EXERCISE: Filter the lines below, copying only those with the string "Form".

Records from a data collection
——————

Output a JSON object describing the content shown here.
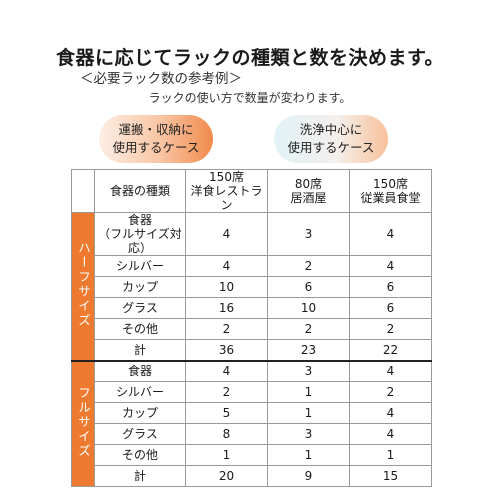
{
  "title": "食器に応じてラックの種類と数を決めます。",
  "subtitle": "＜必要ラック数の参考例＞",
  "note": "ラックの使い方で数量が変わります。",
  "pills": {
    "orange": "運搬・収納に\n使用するケース",
    "blue": "洗浄中心に\n使用するケース"
  },
  "colors": {
    "accent_orange": "#ee7a2f"
  },
  "table": {
    "header": {
      "item": "食器の種類",
      "col1": "150席\n洋食レストラン",
      "col2": "80席\n居酒屋",
      "col3": "150席\n従業員食堂"
    },
    "half_label": "ハーフサイズ",
    "full_label": "フルサイズ",
    "half_rows": [
      {
        "item": "食器\n（フルサイズ対応）",
        "v1": "4",
        "v2": "3",
        "v3": "4"
      },
      {
        "item": "シルバー",
        "v1": "4",
        "v2": "2",
        "v3": "4"
      },
      {
        "item": "カップ",
        "v1": "10",
        "v2": "6",
        "v3": "6"
      },
      {
        "item": "グラス",
        "v1": "16",
        "v2": "10",
        "v3": "6"
      },
      {
        "item": "その他",
        "v1": "2",
        "v2": "2",
        "v3": "2"
      },
      {
        "item": "計",
        "v1": "36",
        "v2": "23",
        "v3": "22"
      }
    ],
    "full_rows": [
      {
        "item": "食器",
        "v1": "4",
        "v2": "3",
        "v3": "4"
      },
      {
        "item": "シルバー",
        "v1": "2",
        "v2": "1",
        "v3": "2"
      },
      {
        "item": "カップ",
        "v1": "5",
        "v2": "1",
        "v3": "4"
      },
      {
        "item": "グラス",
        "v1": "8",
        "v2": "3",
        "v3": "4"
      },
      {
        "item": "その他",
        "v1": "1",
        "v2": "1",
        "v3": "1"
      },
      {
        "item": "計",
        "v1": "20",
        "v2": "9",
        "v3": "15"
      }
    ]
  }
}
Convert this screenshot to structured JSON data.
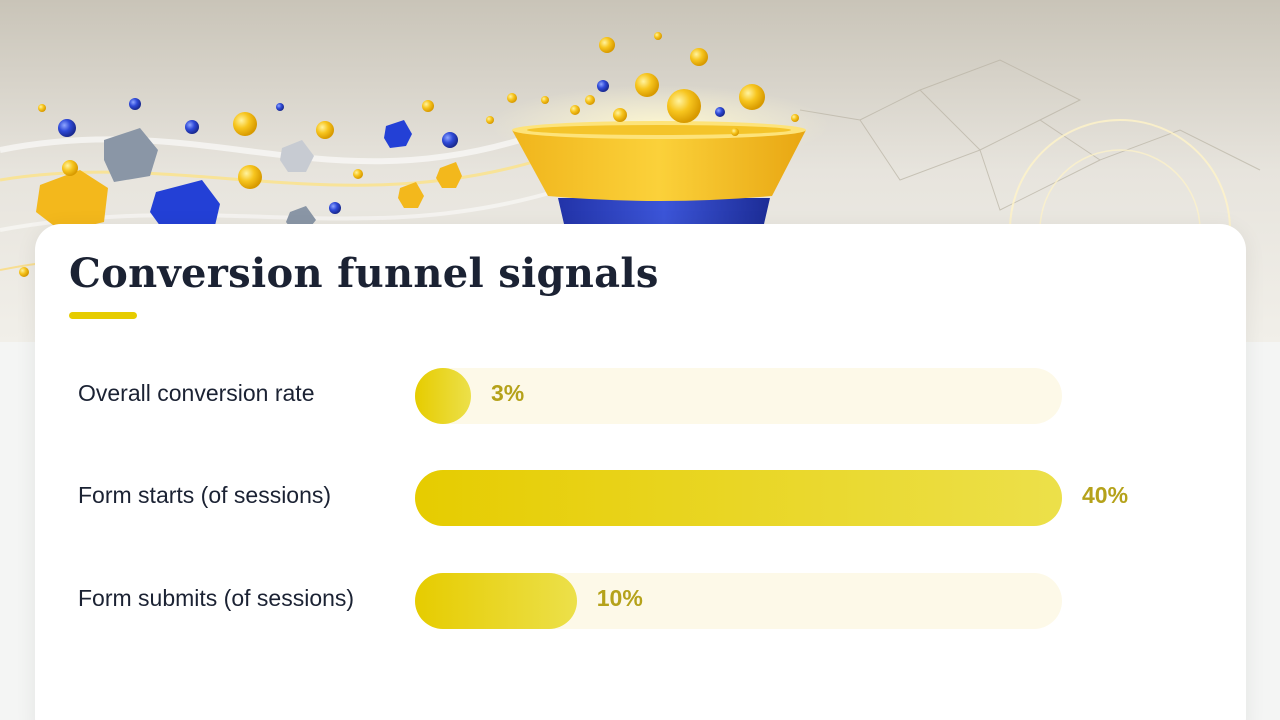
{
  "colors": {
    "accent": "#e6cc00",
    "accent_light": "#ece04a",
    "track": "#fdf9e8",
    "value_text": "#b5a21a",
    "title_text": "#1b2233",
    "hero_bg": "#e7e4dd"
  },
  "hero": {
    "icon": "funnel-illustration"
  },
  "chart_data": {
    "type": "bar",
    "orientation": "horizontal",
    "title": "Conversion funnel signals",
    "categories": [
      "Overall conversion rate",
      "Form starts (of sessions)",
      "Form submits (of sessions)"
    ],
    "values": [
      3,
      40,
      10
    ],
    "value_labels": [
      "3%",
      "40%",
      "10%"
    ],
    "xlim": [
      0,
      40
    ],
    "grid": false
  }
}
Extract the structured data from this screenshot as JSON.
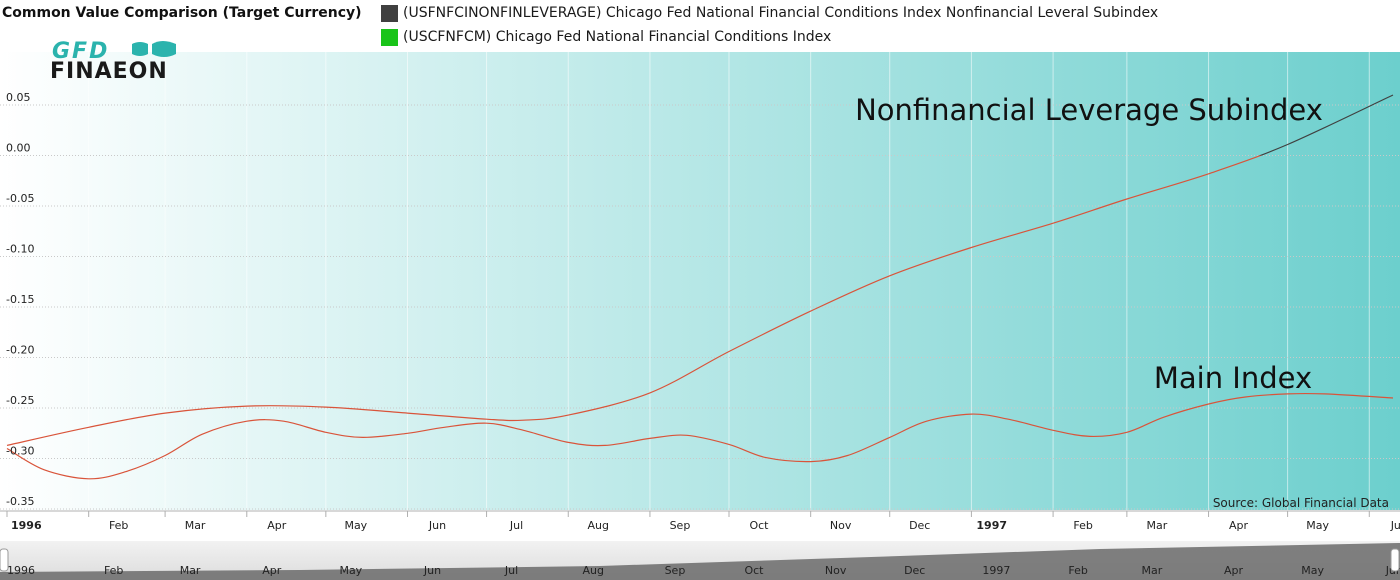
{
  "header": {
    "title": "Common Value Comparison (Target Currency)"
  },
  "legend": [
    {
      "label": "(USFNFCINONFINLEVERAGE) Chicago Fed National Financial Conditions Index Nonfinancial Leveral Subindex",
      "color": "#404040"
    },
    {
      "label": "(USCFNFCM) Chicago Fed National Financial Conditions Index",
      "color": "#19c419"
    }
  ],
  "logo": {
    "line1": "GFD",
    "line2": "FINAEON"
  },
  "source": "Source: Global Financial Data",
  "navigator": {
    "labels": [
      "1996",
      "Feb",
      "Mar",
      "Apr",
      "May",
      "Jun",
      "Jul",
      "Aug",
      "Sep",
      "Oct",
      "Nov",
      "Dec",
      "1997",
      "Feb",
      "Mar",
      "Apr",
      "May",
      "Jun"
    ]
  },
  "colors": {
    "line": "#d9543a",
    "upper_line": "#404040",
    "bg_start": "#ffffff",
    "bg_end": "#6ccfcd"
  },
  "chart_data": {
    "type": "line",
    "title": "Common Value Comparison (Target Currency)",
    "ylim": [
      -0.35,
      0.06
    ],
    "yticks": [
      0.05,
      0.0,
      -0.05,
      -0.1,
      -0.15,
      -0.2,
      -0.25,
      -0.3,
      -0.35
    ],
    "ytick_labels": [
      "0.05",
      "0.00",
      "-0.05",
      "-0.10",
      "-0.15",
      "-0.20",
      "-0.25",
      "-0.30",
      "-0.35"
    ],
    "xlim": [
      "1996-01-01",
      "1997-06-10"
    ],
    "xticks": [
      {
        "label": "1996",
        "date": "1996-01-01",
        "bold": true
      },
      {
        "label": "Feb",
        "date": "1996-02-01"
      },
      {
        "label": "Mar",
        "date": "1996-03-01"
      },
      {
        "label": "Apr",
        "date": "1996-04-01"
      },
      {
        "label": "May",
        "date": "1996-05-01"
      },
      {
        "label": "Jun",
        "date": "1996-06-01"
      },
      {
        "label": "Jul",
        "date": "1996-07-01"
      },
      {
        "label": "Aug",
        "date": "1996-08-01"
      },
      {
        "label": "Sep",
        "date": "1996-09-01"
      },
      {
        "label": "Oct",
        "date": "1996-10-01"
      },
      {
        "label": "Nov",
        "date": "1996-11-01"
      },
      {
        "label": "Dec",
        "date": "1996-12-01"
      },
      {
        "label": "1997",
        "date": "1997-01-01",
        "bold": true
      },
      {
        "label": "Feb",
        "date": "1997-02-01"
      },
      {
        "label": "Mar",
        "date": "1997-03-01"
      },
      {
        "label": "Apr",
        "date": "1997-04-01"
      },
      {
        "label": "May",
        "date": "1997-05-01"
      },
      {
        "label": "Jun",
        "date": "1997-06-01"
      }
    ],
    "grid": true,
    "series": [
      {
        "name": "(USFNFCINONFINLEVERAGE) Chicago Fed National Financial Conditions Index Nonfinancial Leveral Subindex",
        "x": [
          "1996-01-01",
          "1996-02-01",
          "1996-03-01",
          "1996-04-01",
          "1996-05-01",
          "1996-06-01",
          "1996-07-01",
          "1996-07-15",
          "1996-08-01",
          "1996-09-01",
          "1996-10-01",
          "1996-11-01",
          "1996-12-01",
          "1997-01-01",
          "1997-02-01",
          "1997-03-01",
          "1997-04-01",
          "1997-05-01",
          "1997-06-10"
        ],
        "values": [
          -0.294,
          -0.276,
          -0.262,
          -0.255,
          -0.256,
          -0.262,
          -0.268,
          -0.269,
          -0.264,
          -0.242,
          -0.201,
          -0.161,
          -0.126,
          -0.098,
          -0.074,
          -0.05,
          -0.025,
          0.004,
          0.053
        ]
      },
      {
        "name": "(USCFNFCM) Chicago Fed National Financial Conditions Index",
        "x": [
          "1996-01-01",
          "1996-01-15",
          "1996-02-01",
          "1996-02-15",
          "1996-03-01",
          "1996-03-15",
          "1996-04-01",
          "1996-04-15",
          "1996-05-01",
          "1996-05-15",
          "1996-06-01",
          "1996-06-15",
          "1996-07-01",
          "1996-07-15",
          "1996-08-01",
          "1996-08-15",
          "1996-09-01",
          "1996-09-15",
          "1996-10-01",
          "1996-10-15",
          "1996-11-01",
          "1996-11-15",
          "1996-12-01",
          "1996-12-15",
          "1997-01-01",
          "1997-01-15",
          "1997-02-01",
          "1997-02-15",
          "1997-03-01",
          "1997-03-15",
          "1997-04-01",
          "1997-04-15",
          "1997-05-01",
          "1997-05-15",
          "1997-06-10"
        ],
        "values": [
          -0.297,
          -0.318,
          -0.327,
          -0.32,
          -0.304,
          -0.283,
          -0.27,
          -0.27,
          -0.281,
          -0.286,
          -0.282,
          -0.276,
          -0.272,
          -0.279,
          -0.291,
          -0.294,
          -0.287,
          -0.284,
          -0.293,
          -0.306,
          -0.31,
          -0.304,
          -0.286,
          -0.27,
          -0.263,
          -0.268,
          -0.279,
          -0.285,
          -0.281,
          -0.266,
          -0.253,
          -0.246,
          -0.243,
          -0.243,
          -0.247
        ]
      }
    ],
    "annotations": [
      {
        "text": "Nonfinancial Leverage Subindex"
      },
      {
        "text": "Main Index"
      }
    ],
    "source": "Source: Global Financial Data"
  }
}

——————

SOLUTION TO THE PROBLEM:
      "Form starts (of sessions)",
      "Form submits (of sessions)"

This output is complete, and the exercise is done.